### WHAT THIS TASK INVOLVES
State how many lines hold the string "icon". Give the number and nothing else.
++++ PROVIDED INFORMATION
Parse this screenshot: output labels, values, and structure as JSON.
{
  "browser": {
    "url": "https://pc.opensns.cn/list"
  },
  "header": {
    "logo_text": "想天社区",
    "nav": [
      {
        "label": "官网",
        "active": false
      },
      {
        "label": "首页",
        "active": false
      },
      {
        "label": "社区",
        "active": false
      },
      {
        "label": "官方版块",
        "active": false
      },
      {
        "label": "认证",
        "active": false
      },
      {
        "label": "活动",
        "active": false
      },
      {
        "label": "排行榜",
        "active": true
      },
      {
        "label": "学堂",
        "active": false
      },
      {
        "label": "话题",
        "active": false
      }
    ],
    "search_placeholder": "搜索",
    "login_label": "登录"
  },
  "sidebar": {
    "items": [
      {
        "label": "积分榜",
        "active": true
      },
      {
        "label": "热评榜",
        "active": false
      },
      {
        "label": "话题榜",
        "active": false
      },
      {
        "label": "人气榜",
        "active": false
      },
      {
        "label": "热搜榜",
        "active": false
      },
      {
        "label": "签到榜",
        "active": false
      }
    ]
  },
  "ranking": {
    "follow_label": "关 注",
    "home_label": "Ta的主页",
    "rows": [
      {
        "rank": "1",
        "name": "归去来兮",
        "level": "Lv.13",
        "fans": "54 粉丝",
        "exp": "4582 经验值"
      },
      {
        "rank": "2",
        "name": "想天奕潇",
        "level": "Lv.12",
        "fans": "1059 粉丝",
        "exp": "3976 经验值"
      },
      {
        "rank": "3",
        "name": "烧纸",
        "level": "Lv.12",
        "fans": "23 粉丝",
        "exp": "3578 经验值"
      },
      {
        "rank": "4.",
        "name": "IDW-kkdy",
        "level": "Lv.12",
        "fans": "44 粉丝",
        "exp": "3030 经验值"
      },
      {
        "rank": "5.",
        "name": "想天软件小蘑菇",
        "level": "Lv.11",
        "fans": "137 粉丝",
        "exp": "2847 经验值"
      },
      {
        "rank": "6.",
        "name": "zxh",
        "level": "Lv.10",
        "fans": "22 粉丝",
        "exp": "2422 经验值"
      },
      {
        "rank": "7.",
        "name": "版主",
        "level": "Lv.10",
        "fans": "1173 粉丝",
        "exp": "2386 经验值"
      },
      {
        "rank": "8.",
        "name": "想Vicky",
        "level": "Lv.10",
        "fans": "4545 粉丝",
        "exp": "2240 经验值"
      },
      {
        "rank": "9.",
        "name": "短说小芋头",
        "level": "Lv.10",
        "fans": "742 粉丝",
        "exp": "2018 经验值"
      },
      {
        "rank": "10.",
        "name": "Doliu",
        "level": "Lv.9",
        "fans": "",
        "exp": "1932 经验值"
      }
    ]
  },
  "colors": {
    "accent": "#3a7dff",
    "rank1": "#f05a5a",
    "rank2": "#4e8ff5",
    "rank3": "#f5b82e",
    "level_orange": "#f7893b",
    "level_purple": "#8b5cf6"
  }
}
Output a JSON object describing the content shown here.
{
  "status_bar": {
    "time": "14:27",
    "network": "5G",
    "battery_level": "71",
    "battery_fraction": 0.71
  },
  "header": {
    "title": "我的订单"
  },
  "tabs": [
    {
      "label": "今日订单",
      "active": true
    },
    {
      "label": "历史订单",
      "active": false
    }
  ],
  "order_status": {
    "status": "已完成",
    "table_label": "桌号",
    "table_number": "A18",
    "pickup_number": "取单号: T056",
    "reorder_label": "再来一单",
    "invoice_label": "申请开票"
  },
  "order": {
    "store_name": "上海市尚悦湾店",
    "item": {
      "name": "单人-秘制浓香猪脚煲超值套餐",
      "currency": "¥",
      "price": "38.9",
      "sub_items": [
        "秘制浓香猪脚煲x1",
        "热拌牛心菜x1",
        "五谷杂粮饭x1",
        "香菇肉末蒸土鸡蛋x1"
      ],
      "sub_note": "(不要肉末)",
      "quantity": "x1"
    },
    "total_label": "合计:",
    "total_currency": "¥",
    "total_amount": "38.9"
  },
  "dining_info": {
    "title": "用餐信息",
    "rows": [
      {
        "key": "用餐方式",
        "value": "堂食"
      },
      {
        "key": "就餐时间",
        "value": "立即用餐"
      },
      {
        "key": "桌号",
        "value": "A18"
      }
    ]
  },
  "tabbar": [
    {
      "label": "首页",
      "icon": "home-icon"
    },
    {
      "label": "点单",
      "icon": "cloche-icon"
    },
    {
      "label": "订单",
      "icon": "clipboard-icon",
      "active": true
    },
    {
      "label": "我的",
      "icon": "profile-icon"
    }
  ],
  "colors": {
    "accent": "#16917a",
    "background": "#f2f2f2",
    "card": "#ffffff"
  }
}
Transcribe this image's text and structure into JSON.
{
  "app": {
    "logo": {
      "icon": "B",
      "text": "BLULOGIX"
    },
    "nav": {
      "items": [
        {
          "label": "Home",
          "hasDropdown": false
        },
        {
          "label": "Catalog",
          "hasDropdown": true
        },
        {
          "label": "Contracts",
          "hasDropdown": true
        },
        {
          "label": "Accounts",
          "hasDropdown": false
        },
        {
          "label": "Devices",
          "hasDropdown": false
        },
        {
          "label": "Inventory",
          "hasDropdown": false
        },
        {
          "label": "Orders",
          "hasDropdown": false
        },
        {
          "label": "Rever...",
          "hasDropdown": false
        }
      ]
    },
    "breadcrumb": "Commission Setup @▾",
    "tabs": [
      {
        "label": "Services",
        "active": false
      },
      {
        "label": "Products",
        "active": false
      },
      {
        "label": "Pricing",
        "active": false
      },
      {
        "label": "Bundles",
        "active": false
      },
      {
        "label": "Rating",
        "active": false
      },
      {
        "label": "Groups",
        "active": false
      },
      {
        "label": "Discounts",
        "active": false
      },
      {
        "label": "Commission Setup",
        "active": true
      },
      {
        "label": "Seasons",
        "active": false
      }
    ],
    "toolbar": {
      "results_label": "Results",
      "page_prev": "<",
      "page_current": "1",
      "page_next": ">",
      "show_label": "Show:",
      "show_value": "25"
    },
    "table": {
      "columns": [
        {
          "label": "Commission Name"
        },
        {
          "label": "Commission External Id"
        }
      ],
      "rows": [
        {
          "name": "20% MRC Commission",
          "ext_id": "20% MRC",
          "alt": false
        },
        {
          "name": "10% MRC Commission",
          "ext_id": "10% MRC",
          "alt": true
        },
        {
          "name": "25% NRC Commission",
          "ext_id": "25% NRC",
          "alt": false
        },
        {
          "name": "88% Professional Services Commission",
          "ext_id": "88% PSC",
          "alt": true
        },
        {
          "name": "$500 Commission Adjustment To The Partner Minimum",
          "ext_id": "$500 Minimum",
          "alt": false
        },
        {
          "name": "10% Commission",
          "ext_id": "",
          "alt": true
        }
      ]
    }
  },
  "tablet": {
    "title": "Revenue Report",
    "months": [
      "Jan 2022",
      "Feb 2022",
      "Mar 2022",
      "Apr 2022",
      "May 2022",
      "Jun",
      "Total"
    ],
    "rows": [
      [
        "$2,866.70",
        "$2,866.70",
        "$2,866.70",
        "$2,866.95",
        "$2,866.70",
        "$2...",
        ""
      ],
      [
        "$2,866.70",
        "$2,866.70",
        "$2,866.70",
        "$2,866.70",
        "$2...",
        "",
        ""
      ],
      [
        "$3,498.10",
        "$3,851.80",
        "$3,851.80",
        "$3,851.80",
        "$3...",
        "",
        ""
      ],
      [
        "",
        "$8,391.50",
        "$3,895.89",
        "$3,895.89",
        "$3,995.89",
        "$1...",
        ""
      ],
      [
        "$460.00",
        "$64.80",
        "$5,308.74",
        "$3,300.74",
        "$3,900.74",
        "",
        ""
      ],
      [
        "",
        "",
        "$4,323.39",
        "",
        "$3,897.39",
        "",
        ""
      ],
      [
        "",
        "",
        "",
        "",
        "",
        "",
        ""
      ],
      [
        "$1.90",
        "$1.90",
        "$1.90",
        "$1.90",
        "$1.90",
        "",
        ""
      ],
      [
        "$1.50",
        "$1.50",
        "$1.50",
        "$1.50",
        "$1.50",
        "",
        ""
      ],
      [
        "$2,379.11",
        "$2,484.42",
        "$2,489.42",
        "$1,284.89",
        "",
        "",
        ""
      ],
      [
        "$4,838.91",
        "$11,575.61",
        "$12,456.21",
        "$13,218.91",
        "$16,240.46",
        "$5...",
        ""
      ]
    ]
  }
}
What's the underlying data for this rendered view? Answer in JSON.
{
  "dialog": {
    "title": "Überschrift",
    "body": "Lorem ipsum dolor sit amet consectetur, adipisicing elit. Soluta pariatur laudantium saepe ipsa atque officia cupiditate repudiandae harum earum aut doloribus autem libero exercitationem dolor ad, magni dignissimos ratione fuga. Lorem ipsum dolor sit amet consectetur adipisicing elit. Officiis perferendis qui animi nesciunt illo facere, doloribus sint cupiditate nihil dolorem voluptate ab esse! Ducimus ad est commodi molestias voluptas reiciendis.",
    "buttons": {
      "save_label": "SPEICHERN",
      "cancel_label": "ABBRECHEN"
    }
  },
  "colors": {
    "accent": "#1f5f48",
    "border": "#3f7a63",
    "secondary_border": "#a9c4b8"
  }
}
++++++++
### WRITTEN ANSWER
5